What the exercise asks: Copy the records below exactly, omitting any pictures they contain.

Data records:
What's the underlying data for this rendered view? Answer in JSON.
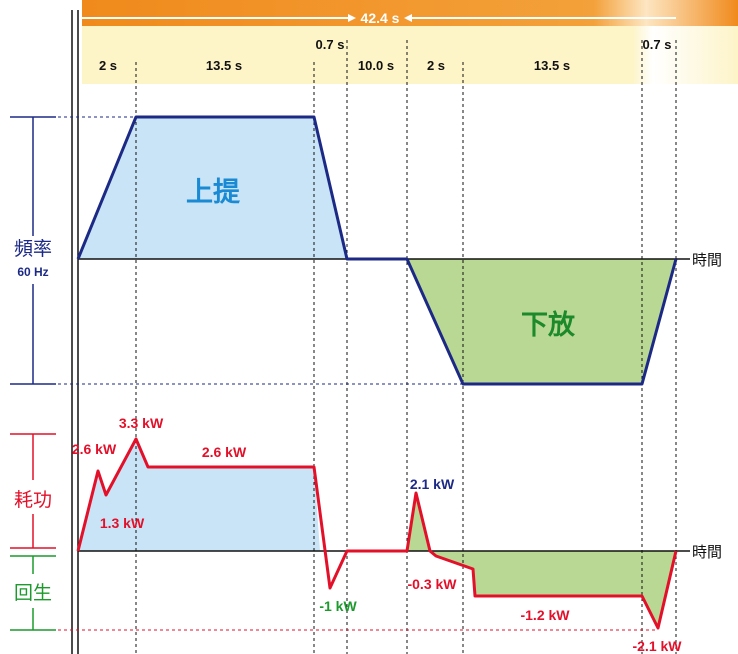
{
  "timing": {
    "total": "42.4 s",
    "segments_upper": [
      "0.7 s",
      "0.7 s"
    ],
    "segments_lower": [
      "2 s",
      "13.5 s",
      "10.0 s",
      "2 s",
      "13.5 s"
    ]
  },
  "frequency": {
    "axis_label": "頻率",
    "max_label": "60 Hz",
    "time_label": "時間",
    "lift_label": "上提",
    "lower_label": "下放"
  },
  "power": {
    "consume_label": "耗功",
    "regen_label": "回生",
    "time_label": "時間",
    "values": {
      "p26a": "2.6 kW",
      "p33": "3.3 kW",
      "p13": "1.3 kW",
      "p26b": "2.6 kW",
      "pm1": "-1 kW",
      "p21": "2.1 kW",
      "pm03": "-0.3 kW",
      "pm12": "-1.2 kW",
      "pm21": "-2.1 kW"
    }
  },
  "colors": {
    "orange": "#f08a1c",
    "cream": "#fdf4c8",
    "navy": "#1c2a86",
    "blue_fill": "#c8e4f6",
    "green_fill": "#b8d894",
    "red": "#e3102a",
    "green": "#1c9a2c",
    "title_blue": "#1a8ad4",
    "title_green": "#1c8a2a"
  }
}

Task result:
What's the underlying data for this rendered view? Answer in JSON.
{
  "timing": {
    "total": "42.4 s",
    "segments_upper": [
      "0.7 s",
      "0.7 s"
    ],
    "segments_lower": [
      "2 s",
      "13.5 s",
      "10.0 s",
      "2 s",
      "13.5 s"
    ]
  },
  "frequency": {
    "axis_label": "頻率",
    "max_label": "60 Hz",
    "time_label": "時間",
    "lift_label": "上提",
    "lower_label": "下放"
  },
  "power": {
    "consume_label": "耗功",
    "regen_label": "回生",
    "time_label": "時間",
    "values": {
      "p26a": "2.6 kW",
      "p33": "3.3 kW",
      "p13": "1.3 kW",
      "p26b": "2.6 kW",
      "pm1": "-1 kW",
      "p21": "2.1 kW",
      "pm03": "-0.3 kW",
      "pm12": "-1.2 kW",
      "pm21": "-2.1 kW"
    }
  },
  "colors": {
    "orange": "#f08a1c",
    "cream": "#fdf4c8",
    "navy": "#1c2a86",
    "blue_fill": "#c8e4f6",
    "green_fill": "#b8d894",
    "red": "#e3102a",
    "green": "#1c9a2c",
    "title_blue": "#1a8ad4",
    "title_green": "#1c8a2a"
  }
}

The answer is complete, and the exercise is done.